** Challenge **
Find the lines that contain the word "color" and copy each one.

============================================================

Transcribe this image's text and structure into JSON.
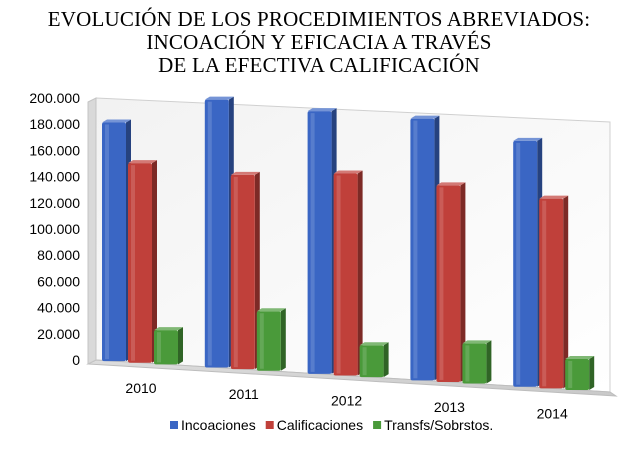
{
  "chart_data": {
    "type": "bar",
    "title": [
      "EVOLUCIÓN DE LOS PROCEDIMIENTOS ABREVIADOS:",
      "INCOACIÓN Y EFICACIA A TRAVÉS",
      "DE LA EFECTIVA CALIFICACIÓN"
    ],
    "categories": [
      "2010",
      "2011",
      "2012",
      "2013",
      "2014"
    ],
    "series": [
      {
        "name": "Incoaciones",
        "color": "#3a66c4",
        "values": [
          182000,
          203000,
          198000,
          196000,
          183000
        ]
      },
      {
        "name": "Calificaciones",
        "color": "#c0403a",
        "values": [
          152000,
          147000,
          152000,
          147000,
          141000
        ]
      },
      {
        "name": "Transfs/Sobrstos.",
        "color": "#4a9a3a",
        "values": [
          26000,
          45000,
          24000,
          30000,
          23000
        ]
      }
    ],
    "y_ticks": [
      "0",
      "20.000",
      "40.000",
      "60.000",
      "80.000",
      "100.000",
      "120.000",
      "140.000",
      "160.000",
      "180.000",
      "200.000"
    ],
    "ylim": [
      0,
      200000
    ],
    "xlabel": "",
    "ylabel": "",
    "legend_position": "bottom",
    "grid": false,
    "style": "3d-perspective"
  }
}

============================================================

** Full solution **
        "color": "#3a66c4",
        "color": "#c0403a",
        "color": "#4a9a3a",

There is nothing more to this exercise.